- _Record list_:
'''

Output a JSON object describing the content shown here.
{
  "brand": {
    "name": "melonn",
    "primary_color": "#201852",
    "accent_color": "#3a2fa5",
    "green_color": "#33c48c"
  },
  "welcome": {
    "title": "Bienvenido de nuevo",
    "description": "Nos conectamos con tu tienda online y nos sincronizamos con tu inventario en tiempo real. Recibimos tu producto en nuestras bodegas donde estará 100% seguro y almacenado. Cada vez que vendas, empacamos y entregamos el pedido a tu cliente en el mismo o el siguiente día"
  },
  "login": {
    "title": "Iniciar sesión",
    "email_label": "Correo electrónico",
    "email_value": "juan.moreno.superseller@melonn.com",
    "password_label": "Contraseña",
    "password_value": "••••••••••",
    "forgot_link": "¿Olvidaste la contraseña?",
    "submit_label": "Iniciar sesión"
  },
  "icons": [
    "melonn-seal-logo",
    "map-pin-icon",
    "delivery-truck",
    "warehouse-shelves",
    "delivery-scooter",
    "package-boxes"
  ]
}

'''

- _Given exercise_: Identify and extract each line of the listing that contains "melonn".

- _The result_:
    "name": "melonn",
    "email_value": "juan.moreno.superseller@melonn.com",
    "melonn-seal-logo",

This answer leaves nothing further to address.